GIVEN TASK: Gather from the listing below each line that includes the word "name", and copy it.

[Records contained in a dataset]
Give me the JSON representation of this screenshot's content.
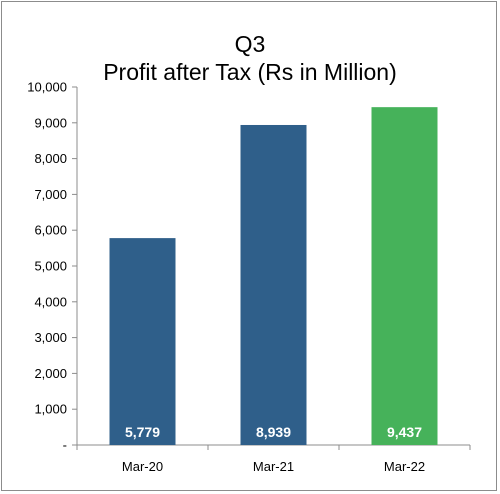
{
  "chart_data": {
    "type": "bar",
    "title": "Q3",
    "subtitle": "Profit after Tax (Rs in Million)",
    "categories": [
      "Mar-20",
      "Mar-21",
      "Mar-22"
    ],
    "values": [
      5779,
      8939,
      9437
    ],
    "data_labels": [
      "5,779",
      "8,939",
      "9,437"
    ],
    "bar_colors": [
      "#2f5f8a",
      "#2f5f8a",
      "#46b25a"
    ],
    "ylim": [
      0,
      10000
    ],
    "y_ticks": [
      0,
      1000,
      2000,
      3000,
      4000,
      5000,
      6000,
      7000,
      8000,
      9000,
      10000
    ],
    "y_tick_labels": [
      "-",
      "1,000",
      "2,000",
      "3,000",
      "4,000",
      "5,000",
      "6,000",
      "7,000",
      "8,000",
      "9,000",
      "10,000"
    ],
    "grid": false,
    "legend": "none",
    "xlabel": "",
    "ylabel": ""
  }
}
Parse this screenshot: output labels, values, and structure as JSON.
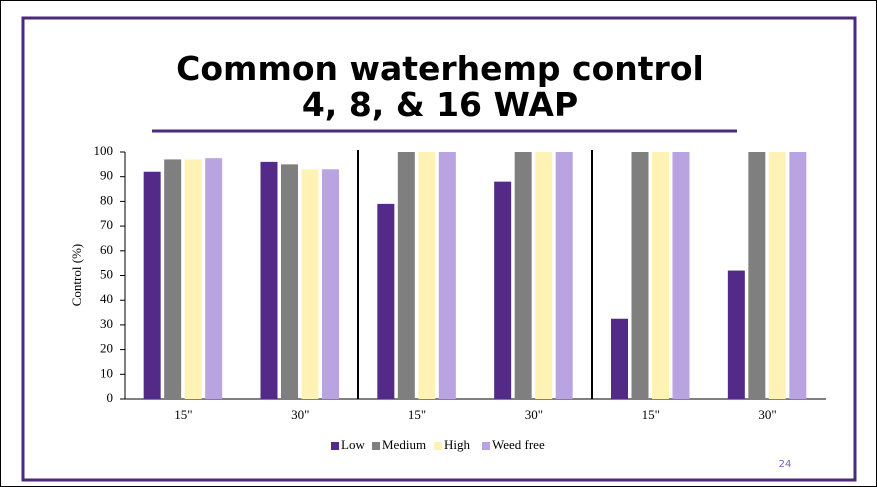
{
  "chart_data": {
    "type": "bar",
    "title": "Common waterhemp control",
    "subtitle": "4, 8, & 16 WAP",
    "y_label": "Control (%)",
    "categories": [
      "15\"",
      "30\"",
      "15\"",
      "30\"",
      "15\"",
      "30\""
    ],
    "series": [
      {
        "name": "Low",
        "color": "#532a87",
        "values": [
          92,
          96,
          79,
          88,
          32.5,
          52
        ]
      },
      {
        "name": "Medium",
        "color": "#7f7f7f",
        "values": [
          97,
          95,
          100,
          100,
          100,
          100
        ]
      },
      {
        "name": "High",
        "color": "#fff2b5",
        "values": [
          97,
          93,
          100,
          100,
          100,
          100
        ]
      },
      {
        "name": "Weed free",
        "color": "#b9a3e0",
        "values": [
          97.5,
          93,
          100,
          100,
          100,
          100
        ]
      }
    ],
    "ylim": [
      0,
      100
    ],
    "yticks": [
      0,
      10,
      20,
      30,
      40,
      50,
      60,
      70,
      80,
      90,
      100
    ],
    "legend": "bottom",
    "page_number": "24"
  }
}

TASK RESULT:
        "name": "Low",
        "name": "Medium",
        "name": "High",
        "name": "Weed free",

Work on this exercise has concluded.